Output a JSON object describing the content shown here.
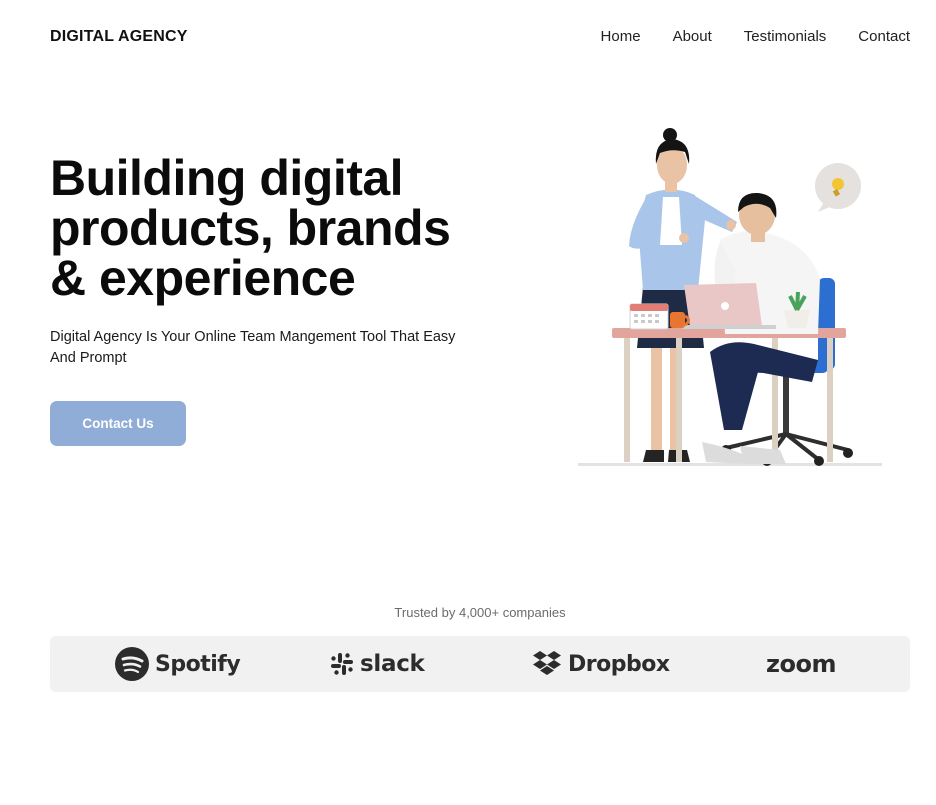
{
  "header": {
    "logo": "DIGITAL AGENCY",
    "nav": [
      {
        "label": "Home"
      },
      {
        "label": "About"
      },
      {
        "label": "Testimonials"
      },
      {
        "label": "Contact"
      }
    ]
  },
  "hero": {
    "title_lines": [
      "Building digital",
      "products, brands",
      "& experience"
    ],
    "subtitle": "Digital Agency Is Your Online Team Mangement Tool That Easy And Prompt",
    "cta_label": "Contact Us",
    "illustration": "two-people-at-desk-with-laptop"
  },
  "trusted": {
    "text": "Trusted by 4,000+ companies",
    "logos": [
      {
        "name": "Spotify",
        "icon": "spotify-icon"
      },
      {
        "name": "slack",
        "icon": "slack-icon"
      },
      {
        "name": "Dropbox",
        "icon": "dropbox-icon"
      },
      {
        "name": "zoom",
        "icon": ""
      }
    ]
  },
  "colors": {
    "cta_bg": "#8fadd6",
    "logo_strip_bg": "#f1f1f1",
    "text_dark": "#0b0b0b",
    "muted": "#6b6b6b"
  }
}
|---|
Pick each line holding the word "icon" out of the listing.

# SOLUTION FOR THIS TASK
        "icon": "spotify-icon"
        "icon": "slack-icon"
        "icon": "dropbox-icon"
        "icon": ""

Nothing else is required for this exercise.